RECORDS TO USE:
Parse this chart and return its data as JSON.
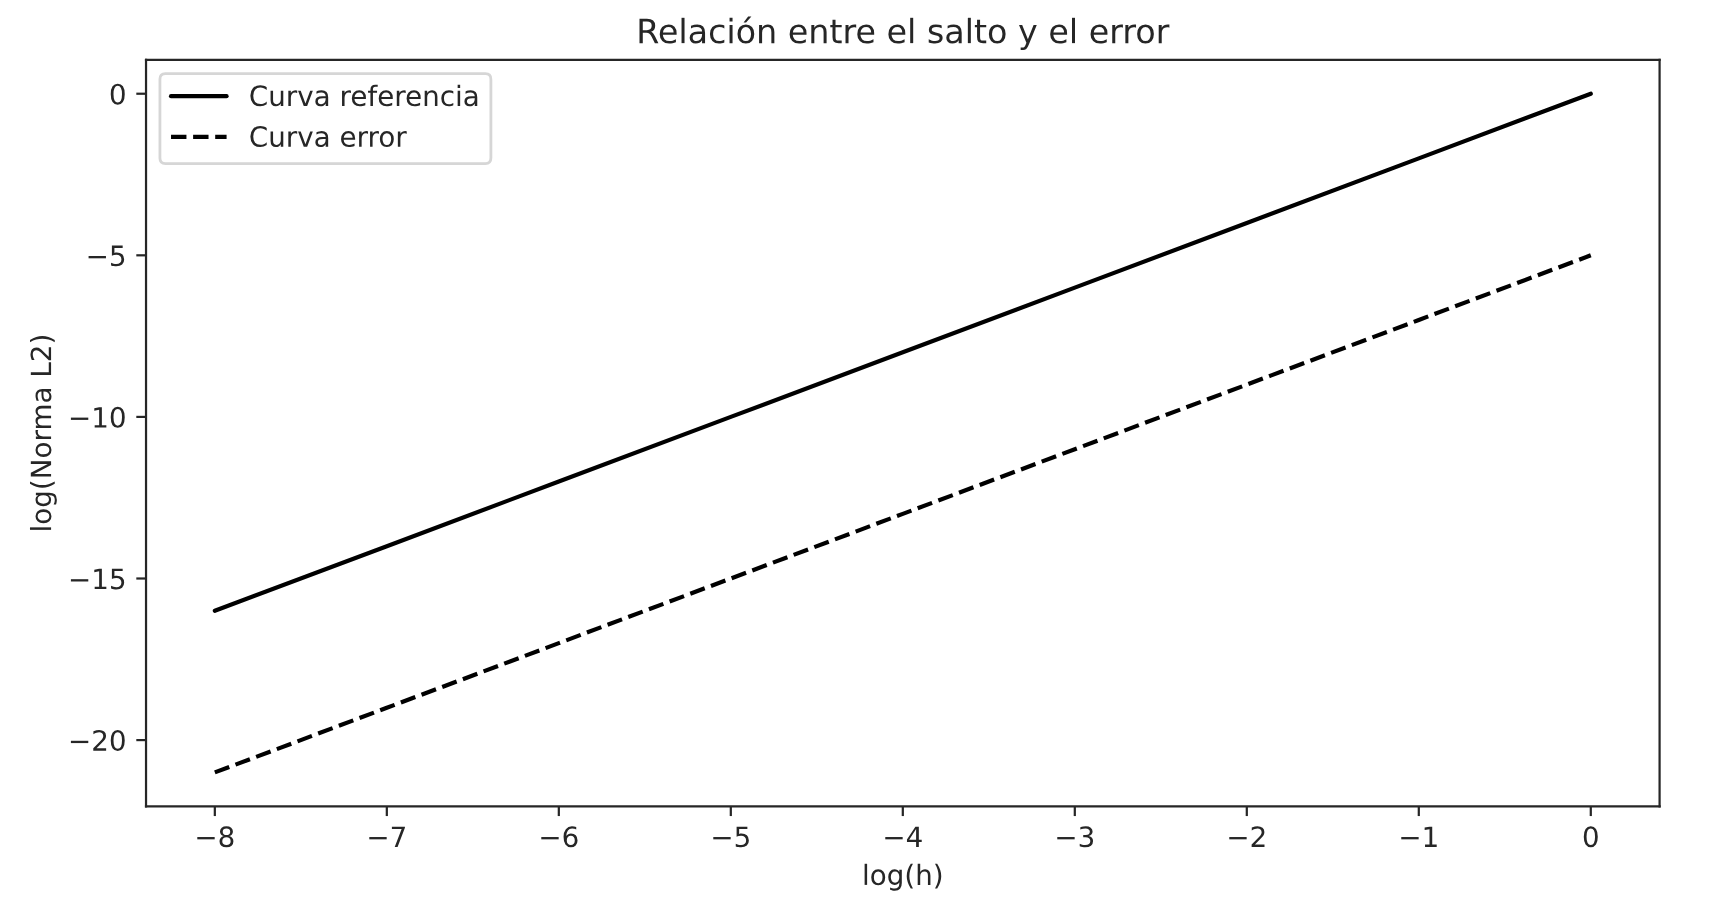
{
  "chart_data": {
    "type": "line",
    "title": "Relación entre el salto y el error",
    "xlabel": "log(h)",
    "ylabel": "log(Norma L2)",
    "x": [
      -8,
      -7,
      -6,
      -5,
      -4,
      -3,
      -2,
      -1,
      0
    ],
    "series": [
      {
        "name": "Curva referencia",
        "color": "#000000",
        "line_style": "solid",
        "values": [
          -16,
          -14,
          -12,
          -10,
          -8,
          -6,
          -4,
          -2,
          0
        ]
      },
      {
        "name": "Curva error",
        "color": "#000000",
        "line_style": "dashed",
        "values": [
          -21,
          -19,
          -17,
          -15,
          -13,
          -11,
          -9,
          -7,
          -5
        ]
      }
    ],
    "xlim": [
      -8.4,
      0.4
    ],
    "ylim": [
      -22.05,
      1.05
    ],
    "xticks": [
      {
        "value": -8,
        "label": "−8"
      },
      {
        "value": -7,
        "label": "−7"
      },
      {
        "value": -6,
        "label": "−6"
      },
      {
        "value": -5,
        "label": "−5"
      },
      {
        "value": -4,
        "label": "−4"
      },
      {
        "value": -3,
        "label": "−3"
      },
      {
        "value": -2,
        "label": "−2"
      },
      {
        "value": -1,
        "label": "−1"
      },
      0
    ],
    "yticks": [
      {
        "value": -20,
        "label": "−20"
      },
      {
        "value": -15,
        "label": "−15"
      },
      {
        "value": -10,
        "label": "−10"
      },
      {
        "value": -5,
        "label": "−5"
      },
      0
    ],
    "grid": false,
    "legend": "top left",
    "marker": "none"
  }
}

EXERCISE DIRECTIONS: Scan the data for the word "error" and copy every line where it shows up.

WRITTEN RESPONSE:
    "title": "Relación entre el salto y el error",
        "name": "Curva error",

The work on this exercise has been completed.